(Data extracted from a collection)
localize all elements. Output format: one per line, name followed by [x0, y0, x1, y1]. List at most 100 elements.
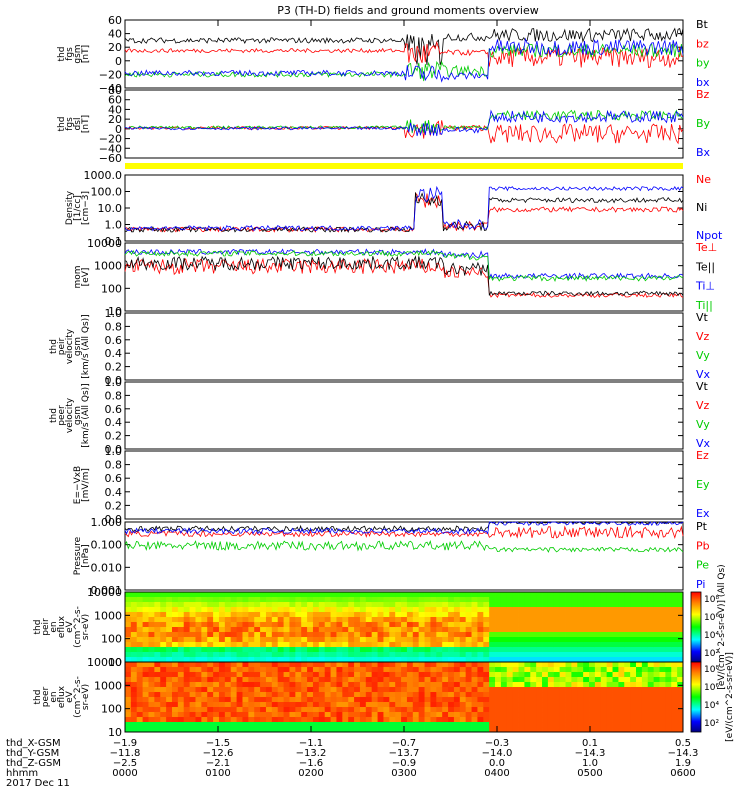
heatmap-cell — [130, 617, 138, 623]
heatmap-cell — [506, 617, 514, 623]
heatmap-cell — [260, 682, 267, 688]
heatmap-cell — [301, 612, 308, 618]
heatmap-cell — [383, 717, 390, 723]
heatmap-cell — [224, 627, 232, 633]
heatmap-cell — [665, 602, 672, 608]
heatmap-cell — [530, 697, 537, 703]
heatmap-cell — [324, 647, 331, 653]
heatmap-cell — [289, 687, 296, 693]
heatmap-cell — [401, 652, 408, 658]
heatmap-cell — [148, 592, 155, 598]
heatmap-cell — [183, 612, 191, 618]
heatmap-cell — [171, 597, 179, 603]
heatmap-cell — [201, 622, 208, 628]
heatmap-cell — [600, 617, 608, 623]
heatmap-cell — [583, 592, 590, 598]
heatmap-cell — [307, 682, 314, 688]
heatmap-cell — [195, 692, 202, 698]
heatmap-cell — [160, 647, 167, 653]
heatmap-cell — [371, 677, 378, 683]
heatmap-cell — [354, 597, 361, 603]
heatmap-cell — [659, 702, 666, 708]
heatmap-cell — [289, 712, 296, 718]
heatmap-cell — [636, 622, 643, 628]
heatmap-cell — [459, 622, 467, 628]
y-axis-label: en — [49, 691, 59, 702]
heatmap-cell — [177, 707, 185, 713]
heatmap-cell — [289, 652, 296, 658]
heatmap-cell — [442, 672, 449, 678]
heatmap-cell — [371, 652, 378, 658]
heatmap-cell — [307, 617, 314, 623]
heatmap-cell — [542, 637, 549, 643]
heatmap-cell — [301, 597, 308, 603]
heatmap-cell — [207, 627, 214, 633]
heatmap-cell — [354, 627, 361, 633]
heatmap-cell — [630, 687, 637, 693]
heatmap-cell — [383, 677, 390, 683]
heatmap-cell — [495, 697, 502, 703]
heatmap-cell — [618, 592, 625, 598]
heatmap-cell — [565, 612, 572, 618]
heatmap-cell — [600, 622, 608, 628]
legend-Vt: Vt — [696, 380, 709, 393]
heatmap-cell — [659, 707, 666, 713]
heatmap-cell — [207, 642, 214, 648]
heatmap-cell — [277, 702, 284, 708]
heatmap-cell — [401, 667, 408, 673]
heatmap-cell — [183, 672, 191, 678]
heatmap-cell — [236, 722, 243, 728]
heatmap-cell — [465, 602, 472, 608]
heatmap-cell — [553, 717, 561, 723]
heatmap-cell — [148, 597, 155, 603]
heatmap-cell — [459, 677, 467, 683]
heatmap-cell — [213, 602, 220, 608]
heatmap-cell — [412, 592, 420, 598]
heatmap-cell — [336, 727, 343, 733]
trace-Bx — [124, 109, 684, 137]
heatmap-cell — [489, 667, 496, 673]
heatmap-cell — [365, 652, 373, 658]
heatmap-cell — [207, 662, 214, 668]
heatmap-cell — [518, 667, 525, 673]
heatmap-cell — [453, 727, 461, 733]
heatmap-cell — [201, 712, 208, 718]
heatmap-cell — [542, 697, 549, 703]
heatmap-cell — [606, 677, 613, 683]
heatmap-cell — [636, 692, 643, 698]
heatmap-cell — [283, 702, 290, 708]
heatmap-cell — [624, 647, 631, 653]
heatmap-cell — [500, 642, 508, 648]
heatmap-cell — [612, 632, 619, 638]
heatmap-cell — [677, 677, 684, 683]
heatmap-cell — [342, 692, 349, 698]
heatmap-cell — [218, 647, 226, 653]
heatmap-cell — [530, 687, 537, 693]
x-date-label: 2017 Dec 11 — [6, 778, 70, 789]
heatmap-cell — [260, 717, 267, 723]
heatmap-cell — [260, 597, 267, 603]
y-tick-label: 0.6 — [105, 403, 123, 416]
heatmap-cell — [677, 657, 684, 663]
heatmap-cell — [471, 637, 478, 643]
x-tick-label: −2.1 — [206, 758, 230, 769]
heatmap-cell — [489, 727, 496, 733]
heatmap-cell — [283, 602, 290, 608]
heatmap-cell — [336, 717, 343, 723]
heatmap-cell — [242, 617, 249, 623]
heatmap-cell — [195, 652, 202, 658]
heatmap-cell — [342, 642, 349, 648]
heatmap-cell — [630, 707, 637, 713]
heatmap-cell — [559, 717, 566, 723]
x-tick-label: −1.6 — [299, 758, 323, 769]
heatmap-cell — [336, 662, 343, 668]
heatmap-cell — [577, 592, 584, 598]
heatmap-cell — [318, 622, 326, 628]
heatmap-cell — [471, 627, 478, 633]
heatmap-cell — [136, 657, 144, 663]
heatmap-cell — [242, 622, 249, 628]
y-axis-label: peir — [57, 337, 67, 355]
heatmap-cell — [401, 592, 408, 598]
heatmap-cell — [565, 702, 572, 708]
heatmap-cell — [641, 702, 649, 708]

AIM OF THE EXERCISE →
Quote the lines above verbatim, starting at the line that contains "heatmap-cell — [130, 617, 138, 623]" and ending at the line that contains "heatmap-cell — [565, 612, 572, 618]", with both of those lines included.

SOLVED EXERCISE →
heatmap-cell — [130, 617, 138, 623]
heatmap-cell — [506, 617, 514, 623]
heatmap-cell — [260, 682, 267, 688]
heatmap-cell — [301, 612, 308, 618]
heatmap-cell — [383, 717, 390, 723]
heatmap-cell — [224, 627, 232, 633]
heatmap-cell — [665, 602, 672, 608]
heatmap-cell — [530, 697, 537, 703]
heatmap-cell — [324, 647, 331, 653]
heatmap-cell — [289, 687, 296, 693]
heatmap-cell — [401, 652, 408, 658]
heatmap-cell — [148, 592, 155, 598]
heatmap-cell — [183, 612, 191, 618]
heatmap-cell — [171, 597, 179, 603]
heatmap-cell — [201, 622, 208, 628]
heatmap-cell — [600, 617, 608, 623]
heatmap-cell — [583, 592, 590, 598]
heatmap-cell — [307, 682, 314, 688]
heatmap-cell — [195, 692, 202, 698]
heatmap-cell — [160, 647, 167, 653]
heatmap-cell — [371, 677, 378, 683]
heatmap-cell — [354, 597, 361, 603]
heatmap-cell — [659, 702, 666, 708]
heatmap-cell — [289, 712, 296, 718]
heatmap-cell — [636, 622, 643, 628]
heatmap-cell — [459, 622, 467, 628]
y-axis-label: en — [49, 691, 59, 702]
heatmap-cell — [177, 707, 185, 713]
heatmap-cell — [289, 652, 296, 658]
heatmap-cell — [442, 672, 449, 678]
heatmap-cell — [371, 652, 378, 658]
heatmap-cell — [307, 617, 314, 623]
heatmap-cell — [542, 637, 549, 643]
heatmap-cell — [301, 597, 308, 603]
heatmap-cell — [207, 627, 214, 633]
heatmap-cell — [354, 627, 361, 633]
heatmap-cell — [630, 687, 637, 693]
heatmap-cell — [383, 677, 390, 683]
heatmap-cell — [495, 697, 502, 703]
heatmap-cell — [618, 592, 625, 598]
heatmap-cell — [565, 612, 572, 618]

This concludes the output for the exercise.